Output each line of the following records as a JSON array of strings, with one string per line and no entries for blank lines.

**** DATA TO PROCESS

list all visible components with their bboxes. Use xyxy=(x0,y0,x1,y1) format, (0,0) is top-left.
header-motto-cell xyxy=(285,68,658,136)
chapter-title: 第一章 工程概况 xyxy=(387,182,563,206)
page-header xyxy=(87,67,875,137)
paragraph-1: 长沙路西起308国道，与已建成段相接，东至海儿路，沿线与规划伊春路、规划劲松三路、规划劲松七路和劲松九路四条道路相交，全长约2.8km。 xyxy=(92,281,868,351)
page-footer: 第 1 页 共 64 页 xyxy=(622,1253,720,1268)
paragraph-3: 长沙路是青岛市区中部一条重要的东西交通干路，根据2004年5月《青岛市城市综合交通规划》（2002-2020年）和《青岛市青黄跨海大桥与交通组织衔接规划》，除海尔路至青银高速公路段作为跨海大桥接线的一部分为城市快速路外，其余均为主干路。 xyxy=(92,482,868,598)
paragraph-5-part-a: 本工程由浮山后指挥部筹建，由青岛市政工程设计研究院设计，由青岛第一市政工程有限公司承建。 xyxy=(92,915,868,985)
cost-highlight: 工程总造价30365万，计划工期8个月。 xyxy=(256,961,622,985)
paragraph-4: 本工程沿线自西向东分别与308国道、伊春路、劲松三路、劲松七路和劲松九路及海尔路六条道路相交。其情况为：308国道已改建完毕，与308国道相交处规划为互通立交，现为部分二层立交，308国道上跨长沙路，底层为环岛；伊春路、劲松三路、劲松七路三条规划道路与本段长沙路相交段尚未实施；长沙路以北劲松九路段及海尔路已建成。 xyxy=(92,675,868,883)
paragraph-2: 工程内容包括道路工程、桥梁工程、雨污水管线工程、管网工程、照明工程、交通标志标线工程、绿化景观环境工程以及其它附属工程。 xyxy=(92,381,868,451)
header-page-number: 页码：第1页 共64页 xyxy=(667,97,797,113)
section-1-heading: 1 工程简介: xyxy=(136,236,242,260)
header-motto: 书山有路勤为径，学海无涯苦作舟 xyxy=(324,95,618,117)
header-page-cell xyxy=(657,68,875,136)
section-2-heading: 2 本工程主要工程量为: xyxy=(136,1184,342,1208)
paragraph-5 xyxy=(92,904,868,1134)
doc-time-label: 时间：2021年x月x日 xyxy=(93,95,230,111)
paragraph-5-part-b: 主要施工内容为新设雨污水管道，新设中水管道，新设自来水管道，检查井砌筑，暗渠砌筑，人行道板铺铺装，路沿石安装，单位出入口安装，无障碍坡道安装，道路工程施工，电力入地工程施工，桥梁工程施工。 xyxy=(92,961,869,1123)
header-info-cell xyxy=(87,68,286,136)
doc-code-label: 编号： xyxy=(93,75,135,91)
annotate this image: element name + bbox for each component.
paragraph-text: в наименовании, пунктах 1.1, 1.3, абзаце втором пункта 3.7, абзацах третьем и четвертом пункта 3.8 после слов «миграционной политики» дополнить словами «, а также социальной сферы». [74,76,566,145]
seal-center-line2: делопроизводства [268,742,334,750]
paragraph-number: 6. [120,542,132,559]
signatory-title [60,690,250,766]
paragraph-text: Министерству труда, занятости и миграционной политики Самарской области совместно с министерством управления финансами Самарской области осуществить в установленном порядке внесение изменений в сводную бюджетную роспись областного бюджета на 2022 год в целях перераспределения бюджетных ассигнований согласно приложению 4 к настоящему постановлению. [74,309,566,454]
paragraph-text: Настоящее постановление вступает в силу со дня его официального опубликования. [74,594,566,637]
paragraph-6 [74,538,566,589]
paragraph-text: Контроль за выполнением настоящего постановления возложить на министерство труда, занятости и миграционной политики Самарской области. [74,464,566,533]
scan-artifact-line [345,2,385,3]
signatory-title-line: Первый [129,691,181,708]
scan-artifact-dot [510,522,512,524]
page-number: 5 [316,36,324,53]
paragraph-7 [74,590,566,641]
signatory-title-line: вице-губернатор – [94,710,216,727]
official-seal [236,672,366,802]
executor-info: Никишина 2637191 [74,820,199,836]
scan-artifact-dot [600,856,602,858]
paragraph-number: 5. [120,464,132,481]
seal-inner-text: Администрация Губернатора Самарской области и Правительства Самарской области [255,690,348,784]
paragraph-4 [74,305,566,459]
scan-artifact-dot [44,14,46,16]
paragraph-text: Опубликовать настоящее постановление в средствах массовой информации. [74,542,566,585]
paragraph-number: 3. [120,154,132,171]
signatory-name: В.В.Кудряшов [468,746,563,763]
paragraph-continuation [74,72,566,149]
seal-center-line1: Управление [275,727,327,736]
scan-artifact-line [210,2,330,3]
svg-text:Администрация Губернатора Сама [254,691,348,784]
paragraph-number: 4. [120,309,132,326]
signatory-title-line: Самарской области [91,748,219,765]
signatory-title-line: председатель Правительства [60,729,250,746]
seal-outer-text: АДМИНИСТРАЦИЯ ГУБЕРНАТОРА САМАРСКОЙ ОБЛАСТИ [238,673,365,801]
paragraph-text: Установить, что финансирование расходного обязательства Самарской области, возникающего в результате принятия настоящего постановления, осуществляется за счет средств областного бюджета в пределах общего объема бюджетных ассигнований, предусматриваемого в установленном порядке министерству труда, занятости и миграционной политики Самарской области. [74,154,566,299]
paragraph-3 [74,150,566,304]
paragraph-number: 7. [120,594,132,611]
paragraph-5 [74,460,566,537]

********

*ANSWER TO THE PROBLEM*.
[
  "list all visible components with their bboxes. Use xyxy=(x0,y0,x1,y1) format, (0,0) is top-left.",
  "header-motto-cell xyxy=(285,68,658,136)",
  "chapter-title: 第一章 工程概况 xyxy=(387,182,563,206)",
  "page-header xyxy=(87,67,875,137)",
  "paragraph-1: 长沙路西起308国道，与已建成段相接，东至海儿路，沿线与规划伊春路、规划劲松三路、规划劲松七路和劲松九路四条道路相交，全长约2.8km。 xyxy=(92,281,868,351)",
  "page-footer: 第 1 页 共 64 页 xyxy=(622,1253,720,1268)",
  "paragraph-3: 长沙路是青岛市区中部一条重要的东西交通干路，根据2004年5月《青岛市城市综合交通规划》（2002-2020年）和《青岛市青黄跨海大桥与交通组织衔接规划》，除海尔路至青银高速公路段作为跨海大桥接线的一部分为城市快速路外，其余均为主干路。 xyxy=(92,482,868,598)",
  "paragraph-5-part-a: 本工程由浮山后指挥部筹建，由青岛市政工程设计研究院设计，由青岛第一市政工程有限公司承建。 xyxy=(92,915,868,985)",
  "cost-highlight: 工程总造价30365万，计划工期8个月。 xyxy=(256,961,622,985)",
  "paragraph-4: 本工程沿线自西向东分别与308国道、伊春路、劲松三路、劲松七路和劲松九路及海尔路六条道路相交。其情况为：308国道已改建完毕，与308国道相交处规划为互通立交，现为部分二层立交，308国道上跨长沙路，底层为环岛；伊春路、劲松三路、劲松七路三条规划道路与本段长沙路相交段尚未实施；长沙路以北劲松九路段及海尔路已建成。 xyxy=(92,675,868,883)",
  "paragraph-2: 工程内容包括道路工程、桥梁工程、雨污水管线工程、管网工程、照明工程、交通标志标线工程、绿化景观环境工程以及其它附属工程。 xyxy=(92,381,868,451)",
  "header-page-number: 页码：第1页 共64页 xyxy=(667,97,797,113)",
  "section-1-heading: 1 工程简介: xyxy=(136,236,242,260)",
  "header-motto: 书山有路勤为径，学海无涯苦作舟 xyxy=(324,95,618,117)",
  "header-page-cell xyxy=(657,68,875,136)",
  "section-2-heading: 2 本工程主要工程量为: xyxy=(136,1184,342,1208)",
  "paragraph-5 xyxy=(92,904,868,1134)",
  "doc-time-label: 时间：2021年x月x日 xyxy=(93,95,230,111)",
  "paragraph-5-part-b: 主要施工内容为新设雨污水管道，新设中水管道，新设自来水管道，检查井砌筑，暗渠砌筑，人行道板铺铺装，路沿石安装，单位出入口安装，无障碍坡道安装，道路工程施工，电力入地工程施工，桥梁工程施工。 xyxy=(92,961,869,1123)",
  "header-info-cell xyxy=(87,68,286,136)",
  "doc-code-label: 编号： xyxy=(93,75,135,91)",
  "annotate this image: element name + bbox for each component.",
  "paragraph-text: в наименовании, пунктах 1.1, 1.3, абзаце втором пункта 3.7, абзацах третьем и четвертом пункта 3.8 после слов «миграционной политики» дополнить словами «, а также социальной сферы». [74,76,566,145]",
  "seal-center-line2: делопроизводства [268,742,334,750]",
  "paragraph-number: 6. [120,542,132,559]",
  "signatory-title [60,690,250,766]",
  "paragraph-text: Министерству труда, занятости и миграционной политики Самарской области совместно с министерством управления финансами Самарской области осуществить в установленном порядке внесение изменений в сводную бюджетную роспись областного бюджета на 2022 год в целях перераспределения бюджетных ассигнований согласно приложению 4 к настоящему постановлению. [74,309,566,454]",
  "paragraph-text: Настоящее постановление вступает в силу со дня его официального опубликования. [74,594,566,637]",
  "paragraph-6 [74,538,566,589]",
  "paragraph-text: Контроль за выполнением настоящего постановления возложить на министерство труда, занятости и миграционной политики Самарской области. [74,464,566,533]",
  "scan-artifact-line [345,2,385,3]",
  "signatory-title-line: Первый [129,691,181,708]",
  "scan-artifact-dot [510,522,512,524]",
  "page-number: 5 [316,36,324,53]",
  "paragraph-7 [74,590,566,641]",
  "signatory-title-line: вице-губернатор – [94,710,216,727]",
  "official-seal [236,672,366,802]",
  "executor-info: Никишина 2637191 [74,820,199,836]",
  "scan-artifact-dot [600,856,602,858]",
  "paragraph-number: 5. [120,464,132,481]",
  "seal-inner-text: Администрация Губернатора Самарской области и Правительства Самарской области [255,690,348,784]",
  "paragraph-4 [74,305,566,459]",
  "scan-artifact-dot [44,14,46,16]",
  "paragraph-text: Опубликовать настоящее постановление в средствах массовой информации. [74,542,566,585]",
  "paragraph-number: 3. [120,154,132,171]",
  "signatory-name: В.В.Кудряшов [468,746,563,763]",
  "paragraph-continuation [74,72,566,149]",
  "seal-center-line1: Управление [275,727,327,736]",
  "scan-artifact-line [210,2,330,3]",
  "svg-text:Администрация Губернатора Сама [254,691,348,784]",
  "paragraph-number: 4. [120,309,132,326]",
  "signatory-title-line: Самарской области [91,748,219,765]",
  "signatory-title-line: председатель Правительства [60,729,250,746]",
  "seal-outer-text: АДМИНИСТРАЦИЯ ГУБЕРНАТОРА САМАРСКОЙ ОБЛАСТИ [238,673,365,801]",
  "paragraph-text: Установить, что финансирование расходного обязательства Самарской области, возникающего в результате принятия настоящего постановления, осуществляется за счет средств областного бюджета в пределах общего объема бюджетных ассигнований, предусматриваемого в установленном порядке министерству труда, занятости и миграционной политики Самарской области. [74,154,566,299]",
  "paragraph-3 [74,150,566,304]",
  "paragraph-number: 7. [120,594,132,611]",
  "paragraph-5 [74,460,566,537]"
]